Problem – Rewrite the rows from the line with "177, 64, 190]" up to and including the line with "390, 55, 403]", swapping "sidebar-item-label" for "menu-item-label" and keeping everything else the same. Return only those rows.

Available data –
★ ★ ★ ★
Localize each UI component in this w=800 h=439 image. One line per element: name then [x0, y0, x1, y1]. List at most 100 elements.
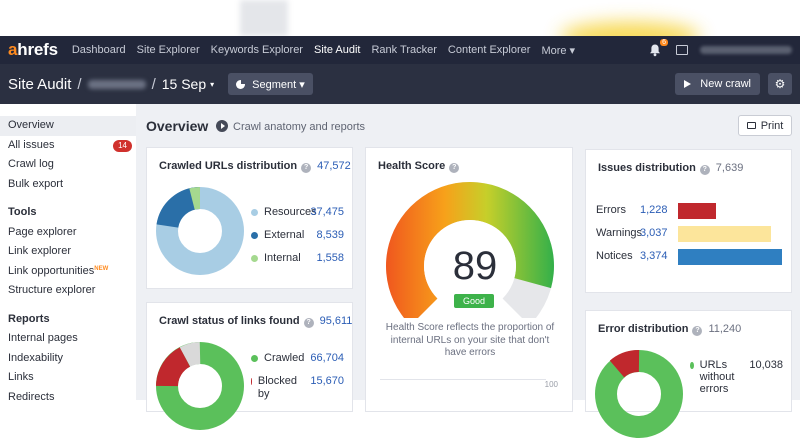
sidebar-item-label: Bulk export	[8, 177, 64, 190]
issues-total: 7,639	[715, 162, 744, 174]
play-circle-icon[interactable]	[216, 120, 228, 132]
sidebar-item-bulk-export[interactable]: Bulk export	[0, 175, 136, 195]
browser-top-strip	[0, 0, 800, 36]
sub-header: Site Audit / / 15 Sep ▾ Segment ▾ New cr…	[0, 64, 800, 104]
sidebar-item-links[interactable]: Links	[0, 368, 136, 388]
help-icon[interactable]: ?	[301, 163, 312, 173]
issues-label-notices: Notices	[596, 250, 633, 262]
crawl-status-total[interactable]: 95,611	[320, 315, 353, 327]
legend-value[interactable]: 37,475	[310, 206, 344, 218]
new-crawl-button[interactable]: New crawl	[675, 73, 760, 95]
project-name-blurred[interactable]	[87, 79, 146, 89]
crawl-status-card: Crawl status of links found? 95,611 Crawl…	[146, 302, 353, 430]
overview-title: Overview	[146, 118, 209, 134]
new-tag: NEW	[94, 265, 109, 272]
sidebar-item-all-issues[interactable]: All issues 14	[0, 136, 136, 156]
crawled-urls-card: Crawled URLs distribution? 47,572 Resourc…	[146, 147, 353, 289]
legend-label: URLs without errors	[699, 359, 735, 395]
nav-menu: Dashboard Site Explorer Keywords Explore…	[72, 44, 586, 57]
print-button[interactable]: Print	[738, 115, 792, 136]
sidebar-item-label: Redirects	[8, 390, 55, 403]
new-crawl-label: New crawl	[700, 78, 751, 90]
chevron-down-icon[interactable]: ▾	[210, 80, 214, 89]
error-total: 11,240	[708, 323, 742, 335]
issues-value-errors[interactable]: 1,228	[640, 204, 668, 216]
nav-item-rank-tracker[interactable]: Rank Tracker	[371, 44, 436, 57]
health-gauge	[386, 182, 555, 318]
print-label: Print	[760, 119, 784, 132]
top-nav: ahrefs Dashboard Site Explorer Keywords …	[0, 36, 800, 64]
monitor-icon[interactable]	[676, 45, 688, 55]
nav-item-keywords-explorer[interactable]: Keywords Explorer	[211, 44, 303, 57]
printer-icon	[746, 122, 756, 129]
sidebar-item-redirects[interactable]: Redirects	[0, 388, 136, 408]
sidebar-item-link-explorer[interactable]: Link explorer	[0, 242, 136, 262]
bell-icon[interactable]: 6	[648, 39, 668, 57]
sidebar-item-link-opportunities[interactable]: Link opportunitiesNEW	[0, 262, 136, 282]
sidebar-item-internal-pages[interactable]: Internal pages	[0, 329, 136, 349]
error-distribution-card: Error distribution? 11,240 URLs without e…	[585, 310, 792, 438]
main-content: Overview Crawl anatomy and reports Print…	[136, 104, 800, 438]
sidebar-item-indexability[interactable]: Indexability	[0, 349, 136, 369]
health-status-badge: Good	[454, 294, 494, 308]
issues-bar-warnings[interactable]	[678, 226, 771, 242]
donut-slice-errors	[609, 350, 640, 378]
page-title: Site Audit	[8, 75, 72, 93]
blurred-region	[560, 22, 700, 36]
issues-bar-errors[interactable]	[678, 203, 716, 219]
issues-value-warnings[interactable]: 3,037	[640, 227, 668, 239]
nav-item-content-explorer[interactable]: Content Explorer	[448, 44, 531, 57]
crawl-date-selector[interactable]: 15 Sep	[162, 76, 206, 92]
sidebar-item-crawl-log[interactable]: Crawl log	[0, 155, 136, 175]
sidebar-heading-reports: Reports	[8, 312, 50, 325]
legend-resources: Resources	[251, 206, 317, 218]
nav-item-site-explorer[interactable]: Site Explorer	[137, 44, 200, 57]
card-title: Issues distribution? 7,639	[598, 162, 744, 175]
nav-item-site-audit[interactable]: Site Audit	[314, 44, 360, 57]
issues-label-errors: Errors	[596, 204, 626, 216]
donut-slice-other	[179, 342, 201, 367]
sidebar-item-label: Link explorer	[8, 245, 71, 257]
ahrefs-logo[interactable]: ahrefs	[8, 40, 58, 60]
legend-value[interactable]: 10,038	[749, 359, 783, 371]
nav-item-more[interactable]: More ▾	[541, 44, 575, 57]
health-score-description: Health Score reflects the proportion of …	[385, 322, 555, 358]
legend-dot	[251, 208, 258, 216]
card-title: Crawl status of links found? 95,611	[159, 315, 353, 328]
sidebar-item-overview[interactable]: Overview	[0, 116, 136, 136]
legend-value[interactable]: 15,670	[310, 375, 344, 387]
pie-icon	[236, 79, 246, 89]
issues-value-notices[interactable]: 3,374	[640, 250, 668, 262]
nav-item-dashboard[interactable]: Dashboard	[72, 44, 126, 57]
sidebar-item-page-explorer[interactable]: Page explorer	[0, 223, 136, 243]
issues-distribution-card: Issues distribution? 7,639 Errors 1,228 W…	[585, 149, 792, 293]
sidebar-item-label: Crawl log	[8, 158, 54, 170]
breadcrumb-separator: /	[151, 75, 156, 93]
legend-label: Internal	[264, 252, 301, 264]
legend-dot	[251, 231, 258, 239]
legend-value[interactable]: 1,558	[316, 252, 344, 264]
sidebar-item-label: Links	[8, 371, 34, 383]
overview-subtitle-link[interactable]: Crawl anatomy and reports	[233, 121, 365, 133]
legend-value[interactable]: 8,539	[316, 229, 344, 241]
donut-slice-internal	[189, 187, 201, 210]
sidebar-item-label: Page explorer	[8, 225, 77, 238]
crawled-urls-donut	[156, 187, 244, 275]
user-account[interactable]	[700, 46, 792, 54]
segment-button[interactable]: Segment ▾	[228, 73, 313, 95]
crawled-total[interactable]: 47,572	[317, 160, 351, 172]
gear-icon[interactable]: ⚙	[768, 73, 792, 95]
axis-max-label: 100	[544, 380, 558, 389]
help-icon[interactable]: ?	[303, 318, 314, 328]
card-title: Error distribution? 11,240	[598, 323, 742, 336]
legend-value[interactable]: 66,704	[310, 352, 344, 364]
sidebar-item-structure-explorer[interactable]: Structure explorer	[0, 281, 136, 301]
legend-label: Crawled	[264, 352, 305, 364]
legend-external: External	[251, 229, 304, 241]
issues-count-badge: 14	[113, 139, 132, 152]
legend-dot	[251, 354, 258, 362]
legend-dot	[690, 362, 694, 369]
help-icon[interactable]: ?	[692, 326, 703, 336]
issues-bar-notices[interactable]	[678, 249, 782, 265]
help-icon[interactable]: ?	[699, 165, 710, 175]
★ ★ ★ ★
Answer to this exercise –
menu-item-label: Bulk export	[8, 177, 64, 190]
issues-total: 7,639	[715, 162, 744, 174]
play-circle-icon[interactable]	[216, 120, 228, 132]
sidebar-item-bulk-export[interactable]: Bulk export	[0, 175, 136, 195]
browser-top-strip	[0, 0, 800, 36]
sub-header: Site Audit / / 15 Sep ▾ Segment ▾ New cr…	[0, 64, 800, 104]
sidebar-item-links[interactable]: Links	[0, 368, 136, 388]
help-icon[interactable]: ?	[301, 163, 312, 173]
issues-label-notices: Notices	[596, 250, 633, 262]
crawl-status-total[interactable]: 95,611	[320, 315, 353, 327]
legend-value[interactable]: 37,475	[310, 206, 344, 218]
new-crawl-button[interactable]: New crawl	[675, 73, 760, 95]
project-name-blurred[interactable]	[87, 79, 146, 89]
crawl-status-card: Crawl status of links found? 95,611 Crawl…	[146, 302, 353, 430]
overview-title: Overview	[146, 118, 209, 134]
new-tag: NEW	[94, 265, 109, 272]
sidebar-item-all-issues[interactable]: All issues 14	[0, 136, 136, 156]
crawled-urls-card: Crawled URLs distribution? 47,572 Resourc…	[146, 147, 353, 289]
legend-label: URLs without errors	[699, 359, 735, 395]
nav-menu: Dashboard Site Explorer Keywords Explore…	[72, 44, 586, 57]
print-button[interactable]: Print	[738, 115, 792, 136]
menu-item-label: Redirects	[8, 390, 55, 403]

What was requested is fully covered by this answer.